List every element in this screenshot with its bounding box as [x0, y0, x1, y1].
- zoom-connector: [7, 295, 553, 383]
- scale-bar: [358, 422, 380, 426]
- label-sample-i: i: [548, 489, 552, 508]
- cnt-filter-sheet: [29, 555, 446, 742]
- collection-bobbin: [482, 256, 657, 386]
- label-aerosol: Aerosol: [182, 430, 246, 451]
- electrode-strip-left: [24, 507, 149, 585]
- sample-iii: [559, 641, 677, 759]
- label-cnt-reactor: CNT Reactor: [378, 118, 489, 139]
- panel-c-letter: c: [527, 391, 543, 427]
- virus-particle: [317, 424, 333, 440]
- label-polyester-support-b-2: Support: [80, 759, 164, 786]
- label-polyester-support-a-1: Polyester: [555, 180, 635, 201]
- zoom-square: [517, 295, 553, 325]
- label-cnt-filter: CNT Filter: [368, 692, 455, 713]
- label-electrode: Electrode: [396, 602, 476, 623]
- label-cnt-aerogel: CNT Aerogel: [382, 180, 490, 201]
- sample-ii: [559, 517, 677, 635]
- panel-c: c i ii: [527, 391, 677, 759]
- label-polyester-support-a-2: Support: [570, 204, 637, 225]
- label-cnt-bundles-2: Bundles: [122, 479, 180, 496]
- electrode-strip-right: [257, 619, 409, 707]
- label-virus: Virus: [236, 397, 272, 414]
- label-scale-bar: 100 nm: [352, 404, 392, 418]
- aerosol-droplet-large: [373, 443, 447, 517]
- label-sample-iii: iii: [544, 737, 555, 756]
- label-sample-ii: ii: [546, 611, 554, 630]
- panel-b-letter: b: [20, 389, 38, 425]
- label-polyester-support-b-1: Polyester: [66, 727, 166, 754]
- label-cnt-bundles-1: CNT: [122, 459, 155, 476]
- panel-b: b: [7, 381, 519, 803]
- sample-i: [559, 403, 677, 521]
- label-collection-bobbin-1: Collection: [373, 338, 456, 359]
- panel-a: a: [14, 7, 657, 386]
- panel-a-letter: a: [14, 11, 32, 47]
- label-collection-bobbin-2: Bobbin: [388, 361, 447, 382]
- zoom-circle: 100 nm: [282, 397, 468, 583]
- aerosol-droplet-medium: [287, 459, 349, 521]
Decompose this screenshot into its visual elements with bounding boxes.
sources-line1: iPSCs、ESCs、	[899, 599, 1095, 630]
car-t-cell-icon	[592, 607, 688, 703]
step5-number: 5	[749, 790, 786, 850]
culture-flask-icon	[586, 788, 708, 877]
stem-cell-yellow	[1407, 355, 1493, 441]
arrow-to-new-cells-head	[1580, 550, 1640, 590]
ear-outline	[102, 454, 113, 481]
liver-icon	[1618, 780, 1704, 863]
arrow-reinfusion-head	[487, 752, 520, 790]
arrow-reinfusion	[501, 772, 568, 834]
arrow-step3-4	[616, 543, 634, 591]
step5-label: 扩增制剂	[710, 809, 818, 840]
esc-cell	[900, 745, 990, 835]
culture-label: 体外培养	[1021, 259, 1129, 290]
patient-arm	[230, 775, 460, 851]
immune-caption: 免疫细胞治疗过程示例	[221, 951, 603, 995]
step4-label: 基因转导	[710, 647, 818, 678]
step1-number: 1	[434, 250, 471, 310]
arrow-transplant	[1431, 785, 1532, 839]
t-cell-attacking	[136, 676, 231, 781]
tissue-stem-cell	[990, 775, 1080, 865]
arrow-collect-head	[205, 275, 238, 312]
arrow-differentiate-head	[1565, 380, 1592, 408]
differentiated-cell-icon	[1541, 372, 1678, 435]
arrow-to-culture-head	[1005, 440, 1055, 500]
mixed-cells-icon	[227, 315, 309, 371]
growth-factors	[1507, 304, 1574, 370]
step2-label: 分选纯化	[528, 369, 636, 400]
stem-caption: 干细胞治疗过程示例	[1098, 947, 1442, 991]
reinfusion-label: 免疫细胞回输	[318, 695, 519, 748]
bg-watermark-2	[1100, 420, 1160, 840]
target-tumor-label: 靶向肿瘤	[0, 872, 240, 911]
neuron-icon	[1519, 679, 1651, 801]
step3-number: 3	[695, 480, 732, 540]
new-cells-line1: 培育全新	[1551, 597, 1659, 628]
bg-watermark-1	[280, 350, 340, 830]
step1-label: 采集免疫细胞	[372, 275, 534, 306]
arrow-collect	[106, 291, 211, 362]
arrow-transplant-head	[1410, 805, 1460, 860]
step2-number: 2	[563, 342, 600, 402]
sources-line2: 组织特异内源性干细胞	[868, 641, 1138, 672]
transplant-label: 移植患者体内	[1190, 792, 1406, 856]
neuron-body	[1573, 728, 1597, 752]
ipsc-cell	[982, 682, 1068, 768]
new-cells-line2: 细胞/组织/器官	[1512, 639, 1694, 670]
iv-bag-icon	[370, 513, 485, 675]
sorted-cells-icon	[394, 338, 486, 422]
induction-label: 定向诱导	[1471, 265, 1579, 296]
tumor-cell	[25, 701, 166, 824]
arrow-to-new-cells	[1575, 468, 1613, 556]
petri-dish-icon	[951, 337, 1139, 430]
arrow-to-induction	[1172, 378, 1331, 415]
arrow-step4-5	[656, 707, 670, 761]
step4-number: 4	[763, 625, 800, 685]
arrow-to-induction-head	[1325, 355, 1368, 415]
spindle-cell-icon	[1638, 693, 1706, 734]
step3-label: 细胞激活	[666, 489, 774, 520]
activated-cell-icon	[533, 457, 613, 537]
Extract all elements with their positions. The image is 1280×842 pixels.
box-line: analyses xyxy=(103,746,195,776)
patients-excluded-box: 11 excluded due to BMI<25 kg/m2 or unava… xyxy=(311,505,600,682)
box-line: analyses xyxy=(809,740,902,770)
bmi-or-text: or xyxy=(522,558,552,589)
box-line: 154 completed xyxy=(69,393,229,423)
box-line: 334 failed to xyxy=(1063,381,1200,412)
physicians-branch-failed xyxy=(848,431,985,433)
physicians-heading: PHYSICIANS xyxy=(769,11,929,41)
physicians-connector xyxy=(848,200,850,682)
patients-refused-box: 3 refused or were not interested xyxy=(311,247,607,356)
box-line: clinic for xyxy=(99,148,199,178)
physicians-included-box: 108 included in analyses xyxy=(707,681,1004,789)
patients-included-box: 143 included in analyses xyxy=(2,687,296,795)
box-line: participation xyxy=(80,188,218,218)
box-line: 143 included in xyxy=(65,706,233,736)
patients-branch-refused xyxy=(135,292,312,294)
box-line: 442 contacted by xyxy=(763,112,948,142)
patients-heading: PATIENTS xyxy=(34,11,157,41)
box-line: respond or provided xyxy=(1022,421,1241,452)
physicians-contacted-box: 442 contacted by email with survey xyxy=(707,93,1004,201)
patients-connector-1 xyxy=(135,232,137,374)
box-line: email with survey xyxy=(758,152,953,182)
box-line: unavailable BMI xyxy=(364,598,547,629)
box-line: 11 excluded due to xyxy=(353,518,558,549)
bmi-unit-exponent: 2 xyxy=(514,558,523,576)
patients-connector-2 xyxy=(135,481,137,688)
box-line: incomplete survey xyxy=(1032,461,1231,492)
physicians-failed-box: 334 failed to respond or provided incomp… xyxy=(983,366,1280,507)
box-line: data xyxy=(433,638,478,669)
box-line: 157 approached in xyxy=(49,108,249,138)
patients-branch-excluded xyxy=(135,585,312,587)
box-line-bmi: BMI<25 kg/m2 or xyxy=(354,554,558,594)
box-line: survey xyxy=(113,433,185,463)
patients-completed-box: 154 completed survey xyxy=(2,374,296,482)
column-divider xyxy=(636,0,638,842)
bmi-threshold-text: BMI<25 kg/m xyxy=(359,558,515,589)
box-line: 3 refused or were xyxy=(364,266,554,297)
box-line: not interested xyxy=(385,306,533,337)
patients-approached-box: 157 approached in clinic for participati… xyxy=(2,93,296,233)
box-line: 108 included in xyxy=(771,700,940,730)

_____

▸ **What is required**:
Take from the entries every line that has the string "sample".

▸ **Task output**:
- label-sample-i: i: [548, 489, 552, 508]
- sample-iii: [559, 641, 677, 759]
- sample-ii: [559, 517, 677, 635]
- label-sample-iii: iii: [544, 737, 555, 756]
- label-sample-ii: ii: [546, 611, 554, 630]
- sample-i: [559, 403, 677, 521]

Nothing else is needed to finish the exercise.